**PROMPT**
Echo back the entire "FOX News Watch" transcript excerpt below, word for word and without changes.

**EXCERPT**
== == ==

Updated

This is a rush transcript from "FOX News Watch," December 6, 2008. This copy may not be in its final form and may be updated.

JON SCOTT, FOX HOST: This week on FOX "News Watch," the big three try again to convince Congress to keep them in business. Did their new P.R. efforts help them win over the press?

Terror in Mumbai. As the media here at home watched the attacks unfold, did we go too far?

And another sports star in trouble with the law. Are too many bad-boy athletes getting a pass from the press?

And O.J. speaks. An emotional plea before he's sentenced for kidnapping and armed robbery 13 years after he got off in the trial of the century.

On the panel this week, Jane Hall of the American University; Robert George, editorial writer for the New York Post; Jim Pinkerton, columnist and fellow, New America Foundation; and writer and "FOX News" contributor, Judith Miller.

I'm Jon Scott. FOX "News Watch" is on right now.

(BEGIN VIDEO CLIP)

Video: Watch Part 1 of the 'News Watch' discussion

Part 2

RICK WAGONER, CEO, GENERAL MOTORS: We're here today because we made mistakes, which we're learning from, because some forces beyond our control have pushed us to the brink, and most importantly saving General Motors. And all this company represents is a job worth doing.

(END VIDEO CLIP)

SCOTT: Rick Wagoner there, the chairman and CEO of General Motors.

Jim, you probably watched some of the testimony this week. And he and the other CEO's were putting on a good show. A couple even drove to Washington to try to get — make their P.R. case and get that money from Congress. How'd they do?

JIM PINKERTON, COLULMNIST & FELLOW, NEW AMERICA FOUNDATION: They did much better than last time around.

(LAUGHTER)

PINKERTON: You hate to make fun of them. And there's a serious issue at stake. And it is interesting to me that the media have clobbered — I think that's a fair word — the auto industry, including Robert's "New York Post," compared them to the three stooges. And yet the entire amount of money is $34 billion — probably more than that when it ultimately is accounted for. And that pales in comparison to $700 billion for the so- called TARP program and the $8.5 trillion. In other words, the media are missing the big story, which is not the bailout of the auto industry. It's a bailout of Wall Street. Because people can't get their heads around it, we're clobbering the auto workers instead.

== == ==

**DATA BLOCK**
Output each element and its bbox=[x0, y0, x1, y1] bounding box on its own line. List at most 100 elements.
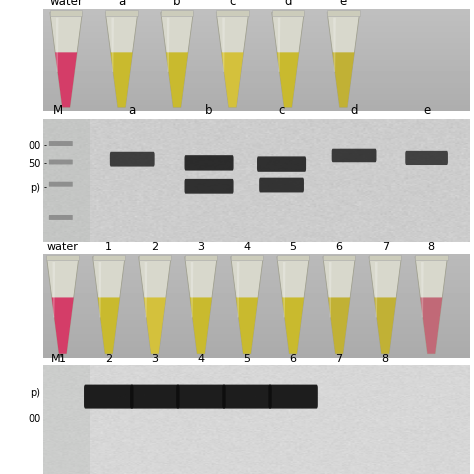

== == ==

**TASK RESULT**
Updated

This is a rush transcript from "FOX News Watch," December 6, 2008. This copy may not be in its final form and may be updated.

JON SCOTT, FOX HOST: This week on FOX "News Watch," the big three try again to convince Congress to keep them in business. Did their new P.R. efforts help them win over the press?

Terror in Mumbai. As the media here at home watched the attacks unfold, did we go too far?

And another sports star in trouble with the law. Are too many bad-boy athletes getting a pass from the press?

And O.J. speaks. An emotional plea before he's sentenced for kidnapping and armed robbery 13 years after he got off in the trial of the century.

On the panel this week, Jane Hall of the American University; Robert George, editorial writer for the New York Post; Jim Pinkerton, columnist and fellow, New America Foundation; and writer and "FOX News" contributor, Judith Miller.

I'm Jon Scott. FOX "News Watch" is on right now.

(BEGIN VIDEO CLIP)

Video: Watch Part 1 of the 'News Watch' discussion

Part 2

RICK WAGONER, CEO, GENERAL MOTORS: We're here today because we made mistakes, which we're learning from, because some forces beyond our control have pushed us to the brink, and most importantly saving General Motors. And all this company represents is a job worth doing.

(END VIDEO CLIP)

SCOTT: Rick Wagoner there, the chairman and CEO of General Motors.

Jim, you probably watched some of the testimony this week. And he and the other CEO's were putting on a good show. A couple even drove to Washington to try to get — make their P.R. case and get that money from Congress. How'd they do?

JIM PINKERTON, COLULMNIST & FELLOW, NEW AMERICA FOUNDATION: They did much better than last time around.

(LAUGHTER)

PINKERTON: You hate to make fun of them. And there's a serious issue at stake. And it is interesting to me that the media have clobbered — I think that's a fair word — the auto industry, including Robert's "New York Post," compared them to the three stooges. And yet the entire amount of money is $34 billion — probably more than that when it ultimately is accounted for. And that pales in comparison to $700 billion for the so- called TARP program and the $8.5 trillion. In other words, the media are missing the big story, which is not the bailout of the auto industry. It's a bailout of Wall Street. Because people can't get their heads around it, we're clobbering the auto workers instead.